Goal
State how many lines contain the string "teljesíteni", and write nothing else.

Data shown
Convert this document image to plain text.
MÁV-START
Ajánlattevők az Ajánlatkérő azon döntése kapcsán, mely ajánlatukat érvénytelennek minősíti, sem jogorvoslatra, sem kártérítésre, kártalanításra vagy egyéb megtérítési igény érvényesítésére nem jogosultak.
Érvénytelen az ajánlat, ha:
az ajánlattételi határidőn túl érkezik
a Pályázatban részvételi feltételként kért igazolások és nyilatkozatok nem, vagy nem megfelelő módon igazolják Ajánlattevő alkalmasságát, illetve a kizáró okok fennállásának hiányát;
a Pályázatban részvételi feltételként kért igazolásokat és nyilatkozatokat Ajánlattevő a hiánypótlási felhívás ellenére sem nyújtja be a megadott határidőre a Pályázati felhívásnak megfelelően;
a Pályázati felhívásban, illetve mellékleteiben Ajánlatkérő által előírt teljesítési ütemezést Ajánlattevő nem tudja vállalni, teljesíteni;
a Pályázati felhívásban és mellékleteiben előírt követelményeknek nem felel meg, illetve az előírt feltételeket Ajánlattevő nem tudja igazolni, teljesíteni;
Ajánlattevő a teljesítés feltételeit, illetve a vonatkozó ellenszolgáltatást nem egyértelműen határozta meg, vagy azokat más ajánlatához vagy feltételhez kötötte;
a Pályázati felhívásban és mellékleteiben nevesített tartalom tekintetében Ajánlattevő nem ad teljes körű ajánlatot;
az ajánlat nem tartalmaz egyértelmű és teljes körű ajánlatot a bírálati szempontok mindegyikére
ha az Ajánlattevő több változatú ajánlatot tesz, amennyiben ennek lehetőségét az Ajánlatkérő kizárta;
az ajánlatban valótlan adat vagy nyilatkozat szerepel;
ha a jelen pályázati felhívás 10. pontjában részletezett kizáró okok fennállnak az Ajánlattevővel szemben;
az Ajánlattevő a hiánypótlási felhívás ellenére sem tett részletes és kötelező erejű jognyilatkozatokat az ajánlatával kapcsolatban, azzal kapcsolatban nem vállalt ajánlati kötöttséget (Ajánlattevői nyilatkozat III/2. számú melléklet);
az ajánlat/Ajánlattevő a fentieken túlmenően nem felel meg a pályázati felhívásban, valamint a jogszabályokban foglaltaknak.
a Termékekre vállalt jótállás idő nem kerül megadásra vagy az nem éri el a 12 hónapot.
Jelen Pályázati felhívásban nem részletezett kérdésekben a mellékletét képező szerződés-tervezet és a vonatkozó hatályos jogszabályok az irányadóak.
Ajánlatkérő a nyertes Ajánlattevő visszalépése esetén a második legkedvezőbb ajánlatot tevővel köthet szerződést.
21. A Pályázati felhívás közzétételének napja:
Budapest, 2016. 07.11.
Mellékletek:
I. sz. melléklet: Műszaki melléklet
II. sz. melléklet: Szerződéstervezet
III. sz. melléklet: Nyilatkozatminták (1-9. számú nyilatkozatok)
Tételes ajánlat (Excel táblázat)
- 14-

In response
2